**Textausschnitt:**
^^^^^^^^

# PS3 sagt "No 3D TV Detected" ist aber alles wie es soll , was soll ich machen ?



## Star_KillA (26. Februar 2011)

Moin

ALso ich habe bis jetzt noch kein PS3 game aber  die Killzone 3 Demo gibt es in 3D.
Wenn ich diese Starte sagt er mir No 3D TV Detected , obwohl 3D TV und HDMI 1.4 Kabel vorhanden sind.
Was kann ich machen ?


----------



## Zockkind (26. Februar 2011)

Versuch mal bei den Anzeige Einstellungen auf Automatisch , dann sollte er das 3D finden


----------



## Star_KillA (26. Februar 2011)

Lol danke hat funktioniert die Beta läuft


----------



## Crymes (26. Februar 2011)

Ist das 3D auf der PS3 gut?


----------



## Wenzman (26. Februar 2011)

Crymes schrieb:


> Ist das 3D auf der PS3 gut?


 
Nein.


----------



## Zockkind (26. Februar 2011)

Genial !


----------



## timbolomus (27. Februar 2011)

Ich finds gut, ich hab bei meinem Freund Call of Duty Black ops in 3D gespielt hat super Funktioniert!


----------



## Wenzman (27. Februar 2011)

Naja wer den 720p mist mag kann es sich gerne antuen.


----------



## Zockkind (27. Februar 2011)

Wer da einen Unterschied sieht ist selber schuld , FullHD ist FullHD.
Die 3D effekte sind schon genial !

mfg


----------



## Wenzman (27. Februar 2011)

Zockkind schrieb:


> Wer da einen Unterschied sieht ist selber schuld , FullHD ist FullHD.
> Die 3D effekte sind schon genial !
> 
> mfg


 
sicher, wenn die Spiele auch in Full HD wären, was sie aber nicht sind.


----------



## Zockkind (28. Februar 2011)

^^^^^^^^

**Vorhandene Daten:**
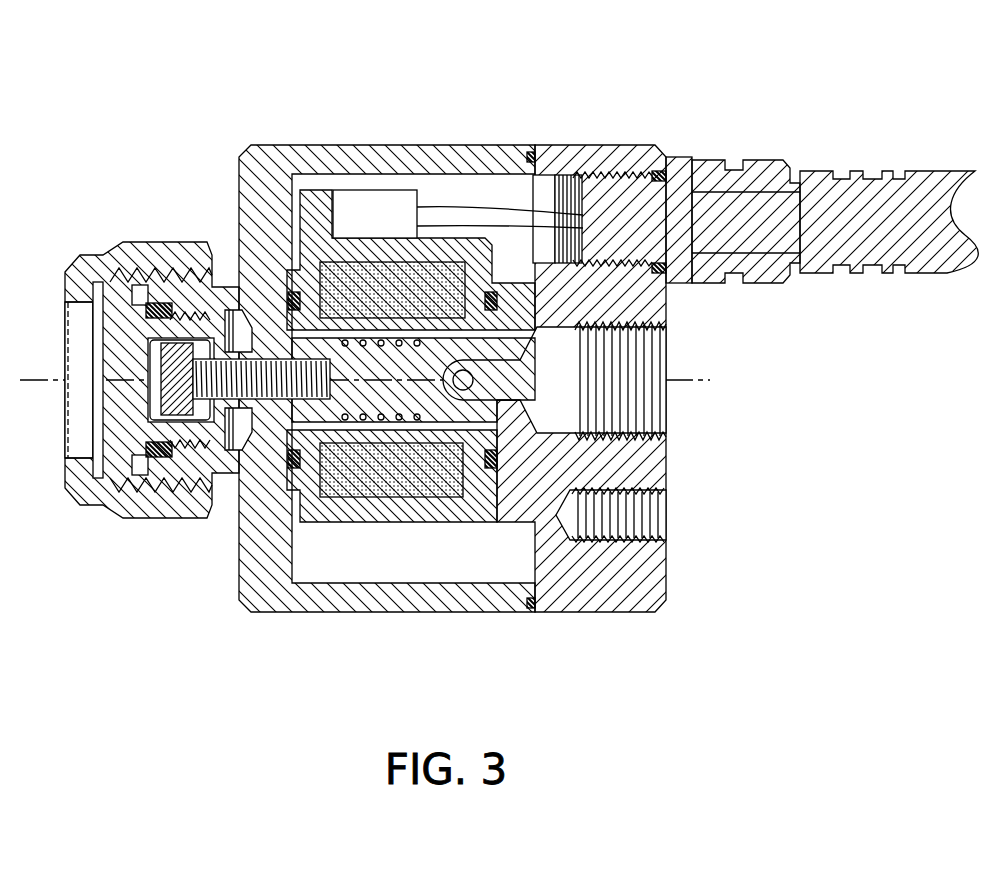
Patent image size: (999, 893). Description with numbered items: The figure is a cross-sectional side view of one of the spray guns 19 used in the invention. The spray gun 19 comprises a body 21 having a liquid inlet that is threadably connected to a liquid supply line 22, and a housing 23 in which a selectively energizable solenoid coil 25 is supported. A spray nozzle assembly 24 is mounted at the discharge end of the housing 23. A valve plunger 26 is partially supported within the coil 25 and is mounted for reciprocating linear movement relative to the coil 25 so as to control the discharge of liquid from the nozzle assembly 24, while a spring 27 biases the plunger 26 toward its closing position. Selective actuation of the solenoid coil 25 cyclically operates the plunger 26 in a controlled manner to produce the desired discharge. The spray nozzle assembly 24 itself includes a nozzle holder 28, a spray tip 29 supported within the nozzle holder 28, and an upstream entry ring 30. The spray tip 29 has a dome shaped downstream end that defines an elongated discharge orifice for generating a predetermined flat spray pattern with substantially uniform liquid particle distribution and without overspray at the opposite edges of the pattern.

^^^^^^^^

**Aufgabe 1:**
Beantworten Sie mithilfe des Forenthreads folgende Fragen:
(a) Welches Kabel ist laut Star_KillA neben dem 3D-TV vorhanden?
(b) Auf welche Option soll man laut Zockkind bei den Anzeige-Einstellungen umstellen?
(c) Welches Spiel hat timbolomus bei seinem Freund in 3D gespielt?
**Aufgabe 2:** Schreiben Sie aus dem Forenthread den Abschnitt von „ALso ich habe“ bis einschließlich „Kabel vorhanden sind.“ wortgetreu ab.
**Aufgabe 3:** Nennen Sie alle Benutzernamen, unter denen im Forenthread Beiträge erscheinen.

**Lösung 1:**
(a) Ein HDMI 1.4 Kabel.
(b) Auf Automatisch.
(c) Call of Duty Black ops.

**Lösung 2:**
ALso ich habe bis jetzt noch kein PS3 game aber  die Killzone 3 Demo gibt es in 3D.
Wenn ich diese Starte sagt er mir No 3D TV Detected , obwohl 3D TV und HDMI 1.4 Kabel vorhanden sind.

**Lösung 3:** Star_KillA, Zockkind, Crymes, Wenzman, timbolomus